## Directions
Each line containing the word "title" should be found and copied.

Data excerpts:
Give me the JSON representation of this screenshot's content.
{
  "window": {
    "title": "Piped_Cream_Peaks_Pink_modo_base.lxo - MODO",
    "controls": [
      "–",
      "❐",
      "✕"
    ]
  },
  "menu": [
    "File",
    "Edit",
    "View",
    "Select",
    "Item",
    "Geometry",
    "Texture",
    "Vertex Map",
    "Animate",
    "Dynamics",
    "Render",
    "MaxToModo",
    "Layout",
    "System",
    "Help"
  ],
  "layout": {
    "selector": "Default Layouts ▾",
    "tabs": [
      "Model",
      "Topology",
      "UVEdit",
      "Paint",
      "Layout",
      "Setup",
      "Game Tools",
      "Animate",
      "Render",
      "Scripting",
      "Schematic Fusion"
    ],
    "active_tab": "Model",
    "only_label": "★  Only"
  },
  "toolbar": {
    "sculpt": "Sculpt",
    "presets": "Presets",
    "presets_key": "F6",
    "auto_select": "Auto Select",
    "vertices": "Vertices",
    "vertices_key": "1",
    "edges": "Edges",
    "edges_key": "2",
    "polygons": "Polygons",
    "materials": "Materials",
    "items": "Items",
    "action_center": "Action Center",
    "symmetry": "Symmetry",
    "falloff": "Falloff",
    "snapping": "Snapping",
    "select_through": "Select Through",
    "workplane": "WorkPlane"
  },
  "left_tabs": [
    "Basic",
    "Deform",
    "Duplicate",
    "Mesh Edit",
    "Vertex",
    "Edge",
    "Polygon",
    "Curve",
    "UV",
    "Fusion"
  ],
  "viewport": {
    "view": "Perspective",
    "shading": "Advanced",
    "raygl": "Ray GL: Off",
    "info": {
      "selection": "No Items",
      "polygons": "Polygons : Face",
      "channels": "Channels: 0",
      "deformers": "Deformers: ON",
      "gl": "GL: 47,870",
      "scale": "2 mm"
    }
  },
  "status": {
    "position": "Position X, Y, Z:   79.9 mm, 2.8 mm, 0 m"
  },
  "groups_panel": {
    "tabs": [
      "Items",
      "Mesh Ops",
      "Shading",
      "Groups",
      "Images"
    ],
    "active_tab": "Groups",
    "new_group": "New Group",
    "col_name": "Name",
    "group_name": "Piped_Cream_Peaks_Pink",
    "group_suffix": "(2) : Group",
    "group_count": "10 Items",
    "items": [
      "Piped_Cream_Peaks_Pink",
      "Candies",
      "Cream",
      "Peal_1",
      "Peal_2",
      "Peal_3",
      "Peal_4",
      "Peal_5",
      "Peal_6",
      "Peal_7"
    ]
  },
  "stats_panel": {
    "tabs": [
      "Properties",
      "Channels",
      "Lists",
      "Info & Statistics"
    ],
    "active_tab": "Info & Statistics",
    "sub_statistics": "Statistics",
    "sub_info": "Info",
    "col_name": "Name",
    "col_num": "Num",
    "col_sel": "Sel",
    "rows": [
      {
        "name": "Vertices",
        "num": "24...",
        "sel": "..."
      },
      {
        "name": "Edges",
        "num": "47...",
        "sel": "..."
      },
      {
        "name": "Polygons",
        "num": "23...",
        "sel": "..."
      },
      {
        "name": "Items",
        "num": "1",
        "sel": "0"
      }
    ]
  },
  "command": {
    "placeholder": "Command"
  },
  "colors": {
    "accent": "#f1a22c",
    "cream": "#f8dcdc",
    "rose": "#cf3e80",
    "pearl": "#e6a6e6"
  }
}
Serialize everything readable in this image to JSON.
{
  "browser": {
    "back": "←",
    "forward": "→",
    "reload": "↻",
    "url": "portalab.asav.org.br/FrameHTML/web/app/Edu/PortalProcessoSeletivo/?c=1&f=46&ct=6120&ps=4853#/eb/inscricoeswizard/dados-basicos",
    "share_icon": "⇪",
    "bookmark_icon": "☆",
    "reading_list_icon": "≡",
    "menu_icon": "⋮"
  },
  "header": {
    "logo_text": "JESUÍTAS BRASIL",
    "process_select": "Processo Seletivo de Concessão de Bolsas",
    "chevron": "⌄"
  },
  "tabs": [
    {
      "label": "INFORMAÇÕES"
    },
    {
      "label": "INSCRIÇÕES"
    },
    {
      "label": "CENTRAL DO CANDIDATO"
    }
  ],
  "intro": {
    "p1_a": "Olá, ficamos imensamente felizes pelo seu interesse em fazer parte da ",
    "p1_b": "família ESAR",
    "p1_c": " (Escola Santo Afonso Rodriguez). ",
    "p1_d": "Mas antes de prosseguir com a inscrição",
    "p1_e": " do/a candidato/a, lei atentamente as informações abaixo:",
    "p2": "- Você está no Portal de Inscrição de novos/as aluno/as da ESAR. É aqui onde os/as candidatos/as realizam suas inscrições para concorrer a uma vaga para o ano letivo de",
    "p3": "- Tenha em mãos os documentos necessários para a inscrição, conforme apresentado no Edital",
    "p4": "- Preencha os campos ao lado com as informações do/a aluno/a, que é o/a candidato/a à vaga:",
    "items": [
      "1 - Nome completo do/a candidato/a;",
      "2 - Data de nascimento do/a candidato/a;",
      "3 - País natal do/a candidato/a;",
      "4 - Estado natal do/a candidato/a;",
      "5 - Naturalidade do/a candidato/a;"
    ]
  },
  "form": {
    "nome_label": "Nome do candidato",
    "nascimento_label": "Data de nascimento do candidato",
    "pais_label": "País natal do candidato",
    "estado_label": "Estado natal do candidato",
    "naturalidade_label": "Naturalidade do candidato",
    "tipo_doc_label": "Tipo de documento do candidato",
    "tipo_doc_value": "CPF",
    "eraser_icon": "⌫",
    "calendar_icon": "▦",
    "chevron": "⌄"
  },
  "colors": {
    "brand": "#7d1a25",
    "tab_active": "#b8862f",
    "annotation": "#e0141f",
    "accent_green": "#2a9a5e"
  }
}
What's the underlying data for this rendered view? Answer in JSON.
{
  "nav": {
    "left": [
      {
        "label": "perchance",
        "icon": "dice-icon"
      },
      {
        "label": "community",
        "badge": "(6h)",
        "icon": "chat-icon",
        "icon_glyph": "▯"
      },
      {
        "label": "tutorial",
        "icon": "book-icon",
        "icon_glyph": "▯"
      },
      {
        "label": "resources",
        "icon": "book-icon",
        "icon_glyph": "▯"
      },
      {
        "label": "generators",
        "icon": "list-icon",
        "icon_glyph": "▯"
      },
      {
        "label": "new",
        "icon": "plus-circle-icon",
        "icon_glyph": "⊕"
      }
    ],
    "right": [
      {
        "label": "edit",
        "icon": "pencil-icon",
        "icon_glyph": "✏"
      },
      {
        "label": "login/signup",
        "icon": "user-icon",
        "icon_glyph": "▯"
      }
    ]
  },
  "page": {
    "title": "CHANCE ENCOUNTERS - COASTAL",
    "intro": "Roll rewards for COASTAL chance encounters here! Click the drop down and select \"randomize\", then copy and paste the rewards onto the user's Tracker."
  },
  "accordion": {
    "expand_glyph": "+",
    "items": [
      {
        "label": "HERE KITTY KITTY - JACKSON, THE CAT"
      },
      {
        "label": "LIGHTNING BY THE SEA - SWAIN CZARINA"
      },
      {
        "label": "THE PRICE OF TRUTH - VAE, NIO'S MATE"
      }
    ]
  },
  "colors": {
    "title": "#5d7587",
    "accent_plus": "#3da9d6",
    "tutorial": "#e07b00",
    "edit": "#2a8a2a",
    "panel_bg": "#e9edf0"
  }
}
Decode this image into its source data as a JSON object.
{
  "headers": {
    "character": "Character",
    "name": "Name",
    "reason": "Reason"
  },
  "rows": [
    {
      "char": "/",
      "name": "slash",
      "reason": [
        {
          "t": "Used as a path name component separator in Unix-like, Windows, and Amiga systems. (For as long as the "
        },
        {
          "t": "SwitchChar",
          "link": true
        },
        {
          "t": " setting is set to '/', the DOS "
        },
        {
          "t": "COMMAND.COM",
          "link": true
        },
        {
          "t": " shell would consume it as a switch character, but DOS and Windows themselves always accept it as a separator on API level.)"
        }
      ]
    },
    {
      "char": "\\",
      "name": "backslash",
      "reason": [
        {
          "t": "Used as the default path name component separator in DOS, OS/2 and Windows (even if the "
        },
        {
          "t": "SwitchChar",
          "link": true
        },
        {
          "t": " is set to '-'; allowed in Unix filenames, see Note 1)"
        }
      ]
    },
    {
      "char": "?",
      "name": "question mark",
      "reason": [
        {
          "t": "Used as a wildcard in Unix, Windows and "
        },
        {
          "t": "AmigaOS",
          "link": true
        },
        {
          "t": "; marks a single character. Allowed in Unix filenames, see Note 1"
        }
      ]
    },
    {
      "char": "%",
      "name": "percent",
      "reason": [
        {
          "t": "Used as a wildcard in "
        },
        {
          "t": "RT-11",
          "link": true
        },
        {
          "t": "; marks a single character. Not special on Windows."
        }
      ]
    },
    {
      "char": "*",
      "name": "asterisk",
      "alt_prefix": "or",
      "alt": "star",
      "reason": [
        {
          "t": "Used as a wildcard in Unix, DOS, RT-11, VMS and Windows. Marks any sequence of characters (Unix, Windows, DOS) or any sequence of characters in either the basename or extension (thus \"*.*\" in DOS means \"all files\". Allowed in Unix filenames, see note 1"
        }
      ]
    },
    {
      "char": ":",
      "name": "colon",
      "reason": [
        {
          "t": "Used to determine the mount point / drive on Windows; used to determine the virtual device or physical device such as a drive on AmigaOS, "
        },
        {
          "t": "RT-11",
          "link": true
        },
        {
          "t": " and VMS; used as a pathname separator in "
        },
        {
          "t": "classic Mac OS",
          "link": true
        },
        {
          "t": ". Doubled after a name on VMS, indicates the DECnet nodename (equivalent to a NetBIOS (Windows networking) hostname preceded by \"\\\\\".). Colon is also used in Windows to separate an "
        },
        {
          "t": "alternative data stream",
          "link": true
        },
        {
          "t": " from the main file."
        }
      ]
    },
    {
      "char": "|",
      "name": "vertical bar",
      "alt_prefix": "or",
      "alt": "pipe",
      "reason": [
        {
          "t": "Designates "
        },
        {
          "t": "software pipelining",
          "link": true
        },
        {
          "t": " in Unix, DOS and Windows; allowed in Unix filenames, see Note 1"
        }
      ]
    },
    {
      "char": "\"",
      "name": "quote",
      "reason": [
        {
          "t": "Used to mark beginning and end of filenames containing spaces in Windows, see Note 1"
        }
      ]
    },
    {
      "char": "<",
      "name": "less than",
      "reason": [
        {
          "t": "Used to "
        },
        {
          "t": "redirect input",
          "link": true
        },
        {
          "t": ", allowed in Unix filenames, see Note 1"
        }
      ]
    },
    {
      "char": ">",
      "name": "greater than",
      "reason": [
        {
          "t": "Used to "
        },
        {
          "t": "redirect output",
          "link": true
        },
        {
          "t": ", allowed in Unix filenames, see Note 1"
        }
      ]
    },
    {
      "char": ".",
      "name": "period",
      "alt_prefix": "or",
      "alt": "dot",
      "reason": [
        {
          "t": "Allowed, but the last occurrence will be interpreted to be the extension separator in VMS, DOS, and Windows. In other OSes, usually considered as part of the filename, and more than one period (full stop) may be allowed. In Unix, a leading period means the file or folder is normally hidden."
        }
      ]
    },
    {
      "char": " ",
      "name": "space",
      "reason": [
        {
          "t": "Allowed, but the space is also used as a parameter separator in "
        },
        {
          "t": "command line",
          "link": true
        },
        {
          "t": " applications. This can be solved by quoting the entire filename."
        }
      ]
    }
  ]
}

## Output
    "title": "Piped_Cream_Peaks_Pink_modo_base.lxo - MODO",
    "title": "CHANCE ENCOUNTERS - COASTAL",
    "title": "#5d7587",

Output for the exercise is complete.